> What is asked
Print every entry exactly as written.

> Dataset records

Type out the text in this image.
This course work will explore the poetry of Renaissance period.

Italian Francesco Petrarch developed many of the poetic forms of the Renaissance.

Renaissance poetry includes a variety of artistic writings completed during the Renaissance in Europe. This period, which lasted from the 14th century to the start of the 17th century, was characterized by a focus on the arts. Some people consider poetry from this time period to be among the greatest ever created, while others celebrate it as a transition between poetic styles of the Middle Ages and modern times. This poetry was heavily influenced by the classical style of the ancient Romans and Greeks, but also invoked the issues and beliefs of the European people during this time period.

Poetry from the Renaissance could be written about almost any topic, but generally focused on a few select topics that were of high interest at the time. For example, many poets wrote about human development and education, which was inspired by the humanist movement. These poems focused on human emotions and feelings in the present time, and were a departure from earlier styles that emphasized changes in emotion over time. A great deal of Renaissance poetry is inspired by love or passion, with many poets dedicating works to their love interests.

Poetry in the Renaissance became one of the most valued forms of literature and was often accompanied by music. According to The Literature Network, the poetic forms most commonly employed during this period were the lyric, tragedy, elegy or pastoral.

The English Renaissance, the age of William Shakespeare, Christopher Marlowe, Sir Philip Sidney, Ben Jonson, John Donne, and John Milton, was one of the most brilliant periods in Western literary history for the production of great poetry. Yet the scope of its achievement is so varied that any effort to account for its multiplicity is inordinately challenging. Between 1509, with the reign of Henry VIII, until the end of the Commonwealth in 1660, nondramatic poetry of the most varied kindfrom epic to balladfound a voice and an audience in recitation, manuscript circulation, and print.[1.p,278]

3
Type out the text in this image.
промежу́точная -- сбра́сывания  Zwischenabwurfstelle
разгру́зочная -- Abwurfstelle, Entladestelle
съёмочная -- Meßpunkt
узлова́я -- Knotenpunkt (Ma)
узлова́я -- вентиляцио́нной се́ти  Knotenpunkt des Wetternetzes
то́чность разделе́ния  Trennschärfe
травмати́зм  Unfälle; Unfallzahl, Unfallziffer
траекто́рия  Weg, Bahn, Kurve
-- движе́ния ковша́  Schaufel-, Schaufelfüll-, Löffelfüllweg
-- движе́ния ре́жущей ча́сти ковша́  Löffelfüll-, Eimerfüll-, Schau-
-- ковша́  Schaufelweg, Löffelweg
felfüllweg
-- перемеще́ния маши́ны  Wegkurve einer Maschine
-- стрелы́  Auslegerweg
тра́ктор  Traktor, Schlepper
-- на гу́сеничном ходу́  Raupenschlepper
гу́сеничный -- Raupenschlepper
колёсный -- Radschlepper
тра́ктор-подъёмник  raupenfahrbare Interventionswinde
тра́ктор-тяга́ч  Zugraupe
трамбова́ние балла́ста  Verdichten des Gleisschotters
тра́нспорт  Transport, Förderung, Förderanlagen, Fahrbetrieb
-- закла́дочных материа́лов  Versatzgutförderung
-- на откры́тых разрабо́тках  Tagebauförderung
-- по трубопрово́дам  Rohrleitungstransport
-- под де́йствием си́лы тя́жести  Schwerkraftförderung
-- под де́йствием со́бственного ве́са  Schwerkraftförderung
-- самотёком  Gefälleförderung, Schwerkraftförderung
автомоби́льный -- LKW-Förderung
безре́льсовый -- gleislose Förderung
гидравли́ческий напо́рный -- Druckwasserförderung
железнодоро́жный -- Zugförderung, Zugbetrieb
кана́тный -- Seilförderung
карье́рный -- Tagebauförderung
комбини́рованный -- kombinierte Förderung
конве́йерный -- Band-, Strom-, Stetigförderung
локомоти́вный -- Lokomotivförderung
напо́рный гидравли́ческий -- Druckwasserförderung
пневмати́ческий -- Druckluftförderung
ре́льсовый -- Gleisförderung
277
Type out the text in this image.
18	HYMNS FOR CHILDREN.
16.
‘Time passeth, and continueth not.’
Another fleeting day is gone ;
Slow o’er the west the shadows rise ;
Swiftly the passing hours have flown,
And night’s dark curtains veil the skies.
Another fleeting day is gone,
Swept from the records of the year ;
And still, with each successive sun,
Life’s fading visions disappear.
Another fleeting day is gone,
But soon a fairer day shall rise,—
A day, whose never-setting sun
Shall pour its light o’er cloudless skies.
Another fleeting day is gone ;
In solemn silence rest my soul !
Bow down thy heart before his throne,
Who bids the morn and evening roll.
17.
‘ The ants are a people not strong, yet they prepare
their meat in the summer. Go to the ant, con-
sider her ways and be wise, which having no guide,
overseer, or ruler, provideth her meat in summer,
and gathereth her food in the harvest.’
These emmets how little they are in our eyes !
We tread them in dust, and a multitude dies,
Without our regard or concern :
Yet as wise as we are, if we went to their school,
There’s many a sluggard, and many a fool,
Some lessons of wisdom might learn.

> Exercise response
Type out the text in this image.
This course work will explore the poetry of Renaissance period.

Italian Francesco Petrarch developed many of the poetic forms of the Renaissance.

Renaissance poetry includes a variety of artistic writings completed during the Renaissance in Europe. This period, which lasted from the 14th century to the start of the 17th century, was characterized by a focus on the arts. Some people consider poetry from this time period to be among the greatest ever created, while others celebrate it as a transition between poetic styles of the Middle Ages and modern times. This poetry was heavily influenced by the classical style of the ancient Romans and Greeks, but also invoked the issues and beliefs of the European people during this time period.

Poetry from the Renaissance could be written about almost any topic, but generally focused on a few select topics that were of high interest at the time. For example, many poets wrote about human development and education, which was inspired by the humanist movement. These poems focused on human emotions and feelings in the present time, and were a departure from earlier styles that emphasized changes in emotion over time. A great deal of Renaissance poetry is inspired by love or passion, with many poets dedicating works to their love interests.

Poetry in the Renaissance became one of the most valued forms of literature and was often accompanied by music. According to The Literature Network, the poetic forms most commonly employed during this period were the lyric, tragedy, elegy or pastoral.

The English Renaissance, the age of William Shakespeare, Christopher Marlowe, Sir Philip Sidney, Ben Jonson, John Donne, and John Milton, was one of the most brilliant periods in Western literary history for the production of great poetry. Yet the scope of its achievement is so varied that any effort to account for its multiplicity is inordinately challenging. Between 1509, with the reign of Henry VIII, until the end of the Commonwealth in 1660, nondramatic poetry of the most varied kindfrom epic to balladfound a voice and an audience in recitation, manuscript circulation, and print.[1.p,278]

3
Type out the text in this image.
промежу́точная -- сбра́сывания  Zwischenabwurfstelle
разгру́зочная -- Abwurfstelle, Entladestelle
съёмочная -- Meßpunkt
узлова́я -- Knotenpunkt (Ma)
узлова́я -- вентиляцио́нной се́ти  Knotenpunkt des Wetternetzes
то́чность разделе́ния  Trennschärfe
травмати́зм  Unfälle; Unfallzahl, Unfallziffer
траекто́рия  Weg, Bahn, Kurve
-- движе́ния ковша́  Schaufel-, Schaufelfüll-, Löffelfüllweg
-- движе́ния ре́жущей ча́сти ковша́  Löffelfüll-, Eimerfüll-, Schau-
-- ковша́  Schaufelweg, Löffelweg
felfüllweg
-- перемеще́ния маши́ны  Wegkurve einer Maschine
-- стрелы́  Auslegerweg
тра́ктор  Traktor, Schlepper
-- на гу́сеничном ходу́  Raupenschlepper
гу́сеничный -- Raupenschlepper
колёсный -- Radschlepper
тра́ктор-подъёмник  raupenfahrbare Interventionswinde
тра́ктор-тяга́ч  Zugraupe
трамбова́ние балла́ста  Verdichten des Gleisschotters
тра́нспорт  Transport, Förderung, Förderanlagen, Fahrbetrieb
-- закла́дочных материа́лов  Versatzgutförderung
-- на откры́тых разрабо́тках  Tagebauförderung
-- по трубопрово́дам  Rohrleitungstransport
-- под де́йствием си́лы тя́жести  Schwerkraftförderung
-- под де́йствием со́бственного ве́са  Schwerkraftförderung
-- самотёком  Gefälleförderung, Schwerkraftförderung
автомоби́льный -- LKW-Förderung
безре́льсовый -- gleislose Förderung
гидравли́ческий напо́рный -- Druckwasserförderung
железнодоро́жный -- Zugförderung, Zugbetrieb
кана́тный -- Seilförderung
карье́рный -- Tagebauförderung
комбини́рованный -- kombinierte Förderung
конве́йерный -- Band-, Strom-, Stetigförderung
локомоти́вный -- Lokomotivförderung
напо́рный гидравли́ческий -- Druckwasserförderung
пневмати́ческий -- Druckluftförderung
ре́льсовый -- Gleisförderung
277
Type out the text in this image.
18	HYMNS FOR CHILDREN.
16.
‘Time passeth, and continueth not.’
Another fleeting day is gone ;
Slow o’er the west the shadows rise ;
Swiftly the passing hours have flown,
And night’s dark curtains veil the skies.
Another fleeting day is gone,
Swept from the records of the year ;
And still, with each successive sun,
Life’s fading visions disappear.
Another fleeting day is gone,
But soon a fairer day shall rise,—
A day, whose never-setting sun
Shall pour its light o’er cloudless skies.
Another fleeting day is gone ;
In solemn silence rest my soul !
Bow down thy heart before his throne,
Who bids the morn and evening roll.
17.
‘ The ants are a people not strong, yet they prepare
their meat in the summer. Go to the ant, con-
sider her ways and be wise, which having no guide,
overseer, or ruler, provideth her meat in summer,
and gathereth her food in the harvest.’
These emmets how little they are in our eyes !
We tread them in dust, and a multitude dies,
Without our regard or concern :
Yet as wise as we are, if we went to their school,
There’s many a sluggard, and many a fool,
Some lessons of wisdom might learn.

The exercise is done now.